From the listing below, pull each line that includes "Sementara".

— start RECORDS TO USE —

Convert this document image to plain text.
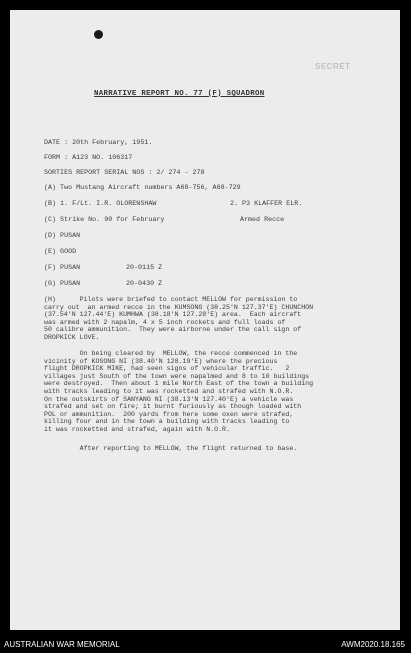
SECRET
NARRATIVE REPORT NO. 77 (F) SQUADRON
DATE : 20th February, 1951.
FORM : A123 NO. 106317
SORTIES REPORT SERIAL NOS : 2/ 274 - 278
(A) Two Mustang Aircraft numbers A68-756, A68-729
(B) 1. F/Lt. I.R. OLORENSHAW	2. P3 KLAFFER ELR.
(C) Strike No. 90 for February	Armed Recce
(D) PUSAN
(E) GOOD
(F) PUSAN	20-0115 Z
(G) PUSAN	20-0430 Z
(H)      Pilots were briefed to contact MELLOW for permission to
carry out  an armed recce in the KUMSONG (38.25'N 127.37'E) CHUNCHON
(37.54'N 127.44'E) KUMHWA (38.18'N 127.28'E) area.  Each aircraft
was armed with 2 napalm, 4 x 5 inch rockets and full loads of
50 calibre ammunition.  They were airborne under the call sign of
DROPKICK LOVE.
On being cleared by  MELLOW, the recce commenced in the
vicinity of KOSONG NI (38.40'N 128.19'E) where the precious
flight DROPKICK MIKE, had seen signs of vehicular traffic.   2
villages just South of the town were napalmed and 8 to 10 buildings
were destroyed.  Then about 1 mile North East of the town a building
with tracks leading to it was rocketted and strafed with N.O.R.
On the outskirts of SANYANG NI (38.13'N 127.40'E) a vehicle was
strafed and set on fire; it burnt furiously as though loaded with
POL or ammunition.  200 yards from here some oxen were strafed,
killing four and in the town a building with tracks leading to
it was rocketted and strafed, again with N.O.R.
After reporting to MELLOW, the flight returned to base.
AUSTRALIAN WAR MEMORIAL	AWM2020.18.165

— end RECORDS TO USE —
— start RECORDS TO USE —

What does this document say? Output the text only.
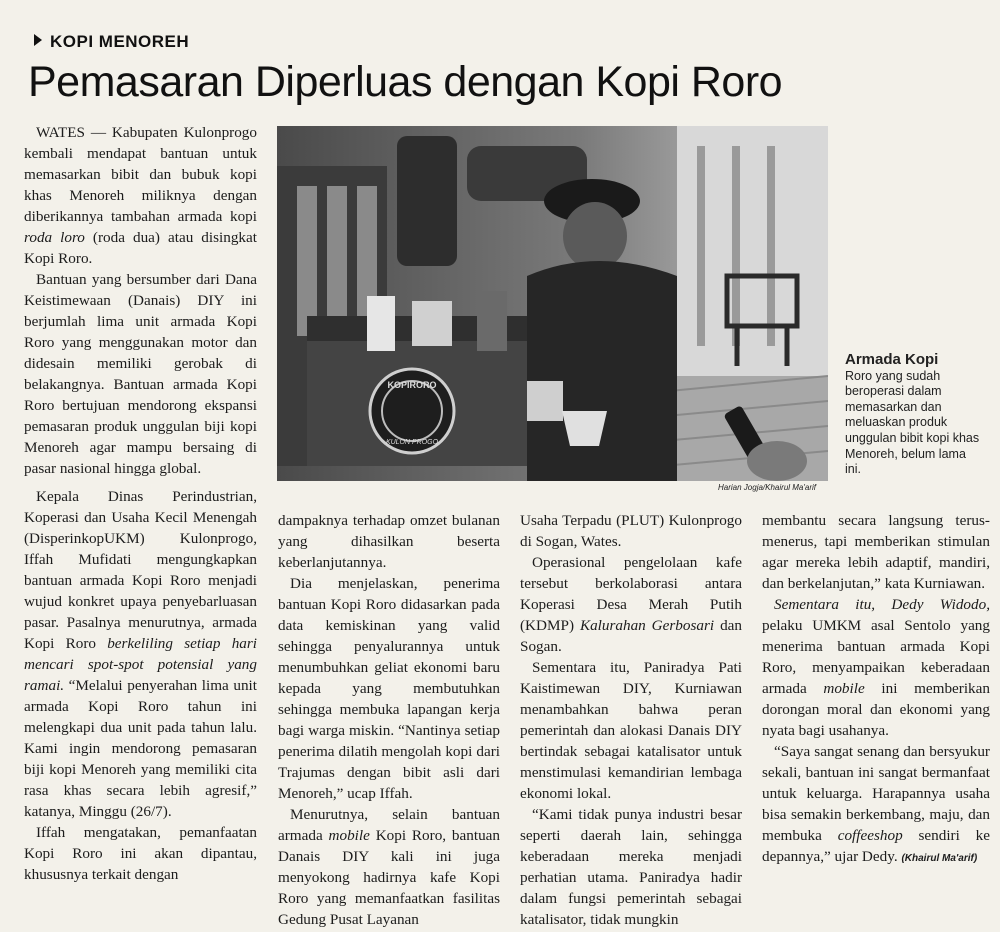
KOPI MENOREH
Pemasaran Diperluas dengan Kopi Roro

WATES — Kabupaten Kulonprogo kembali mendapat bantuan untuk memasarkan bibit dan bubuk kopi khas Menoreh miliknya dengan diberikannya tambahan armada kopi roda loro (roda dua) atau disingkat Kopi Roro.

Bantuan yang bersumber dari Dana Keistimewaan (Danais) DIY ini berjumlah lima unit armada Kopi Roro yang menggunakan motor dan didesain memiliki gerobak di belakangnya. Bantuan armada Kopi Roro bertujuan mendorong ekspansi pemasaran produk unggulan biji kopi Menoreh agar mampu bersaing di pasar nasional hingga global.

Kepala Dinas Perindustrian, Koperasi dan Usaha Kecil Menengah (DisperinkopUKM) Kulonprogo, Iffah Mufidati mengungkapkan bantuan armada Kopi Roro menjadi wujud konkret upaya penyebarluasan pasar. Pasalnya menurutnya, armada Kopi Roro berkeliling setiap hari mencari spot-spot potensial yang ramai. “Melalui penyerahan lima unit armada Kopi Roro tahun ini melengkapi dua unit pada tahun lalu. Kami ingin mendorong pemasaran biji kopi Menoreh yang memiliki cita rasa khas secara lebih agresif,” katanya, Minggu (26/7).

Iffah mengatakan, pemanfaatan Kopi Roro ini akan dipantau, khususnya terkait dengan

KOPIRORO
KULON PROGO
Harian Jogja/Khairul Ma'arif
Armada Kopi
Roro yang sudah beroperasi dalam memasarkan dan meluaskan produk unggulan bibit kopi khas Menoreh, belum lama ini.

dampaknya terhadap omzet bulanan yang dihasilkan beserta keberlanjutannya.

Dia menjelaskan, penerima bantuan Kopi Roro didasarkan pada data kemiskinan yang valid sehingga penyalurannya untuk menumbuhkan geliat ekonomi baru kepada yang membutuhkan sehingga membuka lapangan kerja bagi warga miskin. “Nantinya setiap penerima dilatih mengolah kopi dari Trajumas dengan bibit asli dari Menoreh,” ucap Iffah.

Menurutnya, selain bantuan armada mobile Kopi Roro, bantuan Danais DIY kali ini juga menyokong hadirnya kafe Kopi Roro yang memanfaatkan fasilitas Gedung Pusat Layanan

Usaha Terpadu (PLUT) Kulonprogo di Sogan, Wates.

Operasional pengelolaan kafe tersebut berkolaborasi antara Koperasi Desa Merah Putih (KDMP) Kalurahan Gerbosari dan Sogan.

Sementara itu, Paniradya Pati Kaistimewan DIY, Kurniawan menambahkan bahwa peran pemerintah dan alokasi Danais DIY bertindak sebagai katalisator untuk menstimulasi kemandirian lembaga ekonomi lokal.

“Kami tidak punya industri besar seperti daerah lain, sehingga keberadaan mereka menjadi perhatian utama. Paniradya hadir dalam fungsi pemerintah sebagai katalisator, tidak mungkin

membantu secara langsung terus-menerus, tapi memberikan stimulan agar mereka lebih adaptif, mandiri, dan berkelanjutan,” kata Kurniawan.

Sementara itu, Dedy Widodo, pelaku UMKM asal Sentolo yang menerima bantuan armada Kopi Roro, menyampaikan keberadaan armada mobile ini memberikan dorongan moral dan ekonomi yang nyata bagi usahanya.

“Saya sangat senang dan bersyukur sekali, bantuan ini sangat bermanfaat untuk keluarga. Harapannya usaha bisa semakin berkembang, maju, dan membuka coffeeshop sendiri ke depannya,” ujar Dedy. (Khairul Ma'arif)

— end RECORDS TO USE —
— start RECORDS TO USE —

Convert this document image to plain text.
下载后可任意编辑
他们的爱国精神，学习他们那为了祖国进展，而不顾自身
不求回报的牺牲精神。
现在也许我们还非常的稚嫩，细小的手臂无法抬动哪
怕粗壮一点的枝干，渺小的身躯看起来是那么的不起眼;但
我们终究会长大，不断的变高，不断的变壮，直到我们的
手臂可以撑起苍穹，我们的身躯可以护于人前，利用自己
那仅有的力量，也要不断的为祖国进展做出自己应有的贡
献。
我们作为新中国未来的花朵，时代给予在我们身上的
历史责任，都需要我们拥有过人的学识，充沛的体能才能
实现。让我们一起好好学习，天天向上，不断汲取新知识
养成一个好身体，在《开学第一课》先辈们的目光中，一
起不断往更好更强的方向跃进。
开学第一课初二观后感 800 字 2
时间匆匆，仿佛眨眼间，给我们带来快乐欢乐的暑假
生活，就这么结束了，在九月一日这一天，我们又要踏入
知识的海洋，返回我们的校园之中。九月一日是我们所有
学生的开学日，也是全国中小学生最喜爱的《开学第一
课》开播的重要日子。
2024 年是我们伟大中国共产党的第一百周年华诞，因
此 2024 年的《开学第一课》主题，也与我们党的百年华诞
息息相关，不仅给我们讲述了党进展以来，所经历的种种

— end RECORDS TO USE —

EXERCISE ANSWER -
Sementara itu, Paniradya Pati Kaistimewan DIY, Kurniawan menambahkan bahwa peran pemerintah dan alokasi Danais DIY bertindak sebagai katalisator untuk menstimulasi kemandirian lembaga ekonomi lokal.
Sementara itu, Dedy Widodo, pelaku UMKM asal Sentolo yang menerima bantuan armada Kopi Roro, menyampaikan keberadaan armada mobile ini memberikan dorongan moral dan ekonomi yang nyata bagi usahanya.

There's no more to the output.